WHAT IS NEEDED
Below are some records. Say in a single number how many of their lines include the word "JSON".

┌──

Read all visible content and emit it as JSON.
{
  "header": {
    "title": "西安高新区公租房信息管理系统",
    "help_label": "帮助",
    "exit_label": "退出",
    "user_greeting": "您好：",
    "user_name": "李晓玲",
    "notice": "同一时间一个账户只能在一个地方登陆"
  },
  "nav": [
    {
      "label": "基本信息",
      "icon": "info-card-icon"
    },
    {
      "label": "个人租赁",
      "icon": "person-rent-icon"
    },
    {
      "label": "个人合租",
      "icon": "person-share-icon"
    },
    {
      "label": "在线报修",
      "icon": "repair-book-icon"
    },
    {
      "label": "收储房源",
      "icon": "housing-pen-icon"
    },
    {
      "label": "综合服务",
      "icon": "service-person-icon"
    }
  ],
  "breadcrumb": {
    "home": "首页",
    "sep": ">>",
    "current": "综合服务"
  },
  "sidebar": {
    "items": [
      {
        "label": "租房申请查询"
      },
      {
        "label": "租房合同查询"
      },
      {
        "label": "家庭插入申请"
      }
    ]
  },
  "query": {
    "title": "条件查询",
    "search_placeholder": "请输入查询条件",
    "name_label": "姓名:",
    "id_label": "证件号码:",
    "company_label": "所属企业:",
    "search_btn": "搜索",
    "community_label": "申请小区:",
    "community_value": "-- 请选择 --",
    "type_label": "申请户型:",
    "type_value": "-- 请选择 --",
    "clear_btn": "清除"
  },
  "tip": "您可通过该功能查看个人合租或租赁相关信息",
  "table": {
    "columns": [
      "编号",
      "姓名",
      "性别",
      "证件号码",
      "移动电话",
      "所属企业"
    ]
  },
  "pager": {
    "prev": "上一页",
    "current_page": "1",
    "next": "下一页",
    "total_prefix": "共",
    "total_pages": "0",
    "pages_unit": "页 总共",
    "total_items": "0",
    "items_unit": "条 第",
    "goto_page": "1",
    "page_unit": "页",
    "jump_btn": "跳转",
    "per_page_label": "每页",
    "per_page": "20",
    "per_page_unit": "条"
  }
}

└──
┌──

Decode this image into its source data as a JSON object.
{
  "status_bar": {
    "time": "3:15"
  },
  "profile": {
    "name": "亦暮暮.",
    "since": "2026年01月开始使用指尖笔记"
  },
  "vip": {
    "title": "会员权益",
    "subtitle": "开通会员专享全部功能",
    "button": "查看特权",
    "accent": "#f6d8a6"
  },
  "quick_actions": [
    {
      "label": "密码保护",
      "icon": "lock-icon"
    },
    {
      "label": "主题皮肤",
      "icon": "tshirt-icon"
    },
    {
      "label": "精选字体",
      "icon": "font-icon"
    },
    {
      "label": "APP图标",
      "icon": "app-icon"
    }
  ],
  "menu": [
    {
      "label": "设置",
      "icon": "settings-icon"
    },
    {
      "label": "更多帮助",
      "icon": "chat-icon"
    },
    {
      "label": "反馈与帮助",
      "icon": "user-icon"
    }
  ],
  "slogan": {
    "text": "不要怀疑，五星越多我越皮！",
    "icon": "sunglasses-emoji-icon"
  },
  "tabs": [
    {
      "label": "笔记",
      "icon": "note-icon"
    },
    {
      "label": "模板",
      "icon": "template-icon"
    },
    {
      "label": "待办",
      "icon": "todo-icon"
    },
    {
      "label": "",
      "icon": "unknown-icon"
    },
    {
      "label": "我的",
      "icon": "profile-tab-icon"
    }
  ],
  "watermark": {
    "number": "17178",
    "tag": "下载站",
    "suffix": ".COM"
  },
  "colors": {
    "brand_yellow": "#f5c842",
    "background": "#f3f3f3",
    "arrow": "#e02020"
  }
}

└──

COMPLETED EXERCISE
2